## Document section:
Kirsher posited the “America First” foreign policy against this tenet, summarizing it in his view as “short-sighted, transactionalist, and narrowly selfish, a perspective that views every interaction with friends and foes alike as a confrontation in which the objective is to extract the largest possible share of the perceived, visible gains achieved by uninhibited recklessness.”
Kirshner compared present U.S. foreign policy to the interwar years between World War I and World War II. Kirshner argued that American isolationism and protectionism contributed to the 1931 financial crises through a seizure of European war debts and the Smoot-Hawley Tariff Act of 1930, which established highly protectionist tariff rates. Following WWI, the U.S. emerged as the dominant power, yet became increasingly isolationist and refused to join the new League of Nations, the precursor to the United Nations. Kirshner argued that the abdication of the U.S. from leadership, combined with global financial strain, helped contribute to the rise of political alternatives to capitalism, including communism and fascism.
Kirschner further denounced U.S. foreign policy in the Western Hemisphere, including the military intervention in Venezuela and particularly its hostility towards Canada, as “geopolitical self-immolation.” This is particularly so “because realists observe and emphasize that one of the most astonishing, unique things about the U.S. experience as a great power, almost unprecedented in its advantage as a great power in human history, has been its uncommonly warm relations with its closest neighbors.”
In response to a question about the origins of the “America First” doctrine, Kirshner pointed to rising populism and to the grievances and political discontent that followed the 2008 Financial Crisis, as well as long-term stagnation in median incomes. However, Kirshner expressed that he does “not find it surprising that U.S. foreign policy changed,” but rather that “it changed in this way.”
Referring to the speech given by Canadian Prime Minister Mark Carney during January’s World Economic Forum Annual Meeting, Kirshner further emphasized the implications of these behaviors as “signaling the broader collapse of U.S. global political influence.”
In regards to American policy in the Middle East under the second Trump Administration, Kirshner cast doubt upon the geopolitical importance of the Middle East for the U.S. However, in reference to the recent heightening of tensions with Iran, Kirshner expressed that “it doesn’t make a lot of sense unless you stop thinking of the United States as a country pursuing a realist vision of the national interest, and start thinking of it as something closer to a personalistic regime whose policies are designed to enrich the royal family and close codier of affiliates,” referencing the Trump and Kushner families’ reported significant personal financial investments in the region.

## What the task requires:
Print word for word the passage of the text on Kirshner's view of U.S. foreign policy that begins at the words "In regards to" and stops after the words "in the region.". None of the data that comes next is relevant here.

## Records from a data collection:
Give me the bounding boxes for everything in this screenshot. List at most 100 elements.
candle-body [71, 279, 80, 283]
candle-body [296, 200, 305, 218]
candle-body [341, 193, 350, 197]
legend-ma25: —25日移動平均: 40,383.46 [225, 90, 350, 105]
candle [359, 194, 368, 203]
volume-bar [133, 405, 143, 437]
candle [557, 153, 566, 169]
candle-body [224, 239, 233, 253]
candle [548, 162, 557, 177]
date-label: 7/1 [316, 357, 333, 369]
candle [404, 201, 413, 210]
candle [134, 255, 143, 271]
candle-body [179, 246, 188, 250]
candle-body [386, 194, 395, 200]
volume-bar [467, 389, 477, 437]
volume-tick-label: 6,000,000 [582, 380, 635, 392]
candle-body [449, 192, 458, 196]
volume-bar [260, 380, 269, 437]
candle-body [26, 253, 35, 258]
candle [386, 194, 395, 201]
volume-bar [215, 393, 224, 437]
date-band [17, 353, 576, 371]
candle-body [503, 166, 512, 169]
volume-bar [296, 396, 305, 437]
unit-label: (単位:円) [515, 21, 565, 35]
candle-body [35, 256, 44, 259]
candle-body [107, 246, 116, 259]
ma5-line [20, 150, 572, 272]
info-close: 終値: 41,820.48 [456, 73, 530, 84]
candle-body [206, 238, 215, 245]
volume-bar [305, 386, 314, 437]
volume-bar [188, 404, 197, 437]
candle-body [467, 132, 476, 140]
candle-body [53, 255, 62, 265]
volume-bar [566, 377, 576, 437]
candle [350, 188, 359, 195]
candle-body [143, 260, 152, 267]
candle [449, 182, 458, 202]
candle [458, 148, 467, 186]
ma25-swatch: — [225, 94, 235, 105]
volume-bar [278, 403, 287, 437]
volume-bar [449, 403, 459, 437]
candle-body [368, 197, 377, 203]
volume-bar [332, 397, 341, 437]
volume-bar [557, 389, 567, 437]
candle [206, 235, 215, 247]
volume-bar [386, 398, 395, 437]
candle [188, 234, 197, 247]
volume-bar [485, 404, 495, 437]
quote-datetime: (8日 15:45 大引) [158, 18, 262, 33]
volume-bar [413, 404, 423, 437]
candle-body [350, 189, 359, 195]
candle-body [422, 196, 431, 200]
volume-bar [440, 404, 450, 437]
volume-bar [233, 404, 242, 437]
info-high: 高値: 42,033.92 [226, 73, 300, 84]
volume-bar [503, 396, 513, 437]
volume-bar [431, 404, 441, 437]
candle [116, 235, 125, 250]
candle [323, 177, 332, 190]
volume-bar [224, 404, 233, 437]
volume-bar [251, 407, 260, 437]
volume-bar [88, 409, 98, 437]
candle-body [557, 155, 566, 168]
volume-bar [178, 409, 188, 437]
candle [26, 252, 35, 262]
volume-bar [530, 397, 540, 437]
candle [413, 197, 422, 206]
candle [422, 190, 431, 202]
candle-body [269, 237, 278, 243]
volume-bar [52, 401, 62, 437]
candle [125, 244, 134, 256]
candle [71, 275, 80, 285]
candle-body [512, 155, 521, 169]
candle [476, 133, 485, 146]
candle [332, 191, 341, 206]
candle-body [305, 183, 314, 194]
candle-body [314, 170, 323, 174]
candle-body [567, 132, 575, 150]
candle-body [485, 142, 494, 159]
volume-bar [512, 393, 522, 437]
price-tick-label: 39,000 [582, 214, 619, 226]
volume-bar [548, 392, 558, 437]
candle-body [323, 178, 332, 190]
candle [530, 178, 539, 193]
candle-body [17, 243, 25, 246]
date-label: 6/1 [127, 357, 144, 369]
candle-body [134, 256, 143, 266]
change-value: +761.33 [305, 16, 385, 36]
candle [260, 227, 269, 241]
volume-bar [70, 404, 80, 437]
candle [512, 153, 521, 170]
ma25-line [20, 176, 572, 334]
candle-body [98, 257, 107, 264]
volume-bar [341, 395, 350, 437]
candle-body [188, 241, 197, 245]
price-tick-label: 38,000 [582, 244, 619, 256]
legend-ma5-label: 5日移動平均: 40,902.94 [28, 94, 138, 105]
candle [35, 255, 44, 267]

## Output for this exercise:
In regards to American policy in the Middle East under the second Trump Administration, Kirshner cast doubt upon the geopolitical importance of the Middle East for the U.S. However, in reference to the recent heightening of tensions with Iran, Kirshner expressed that “it doesn’t make a lot of sense unless you stop thinking of the United States as a country pursuing a realist vision of the national interest, and start thinking of it as something closer to a personalistic regime whose policies are designed to enrich the royal family and close codier of affiliates,” referencing the Trump and Kushner families’ reported significant personal financial investments in the region.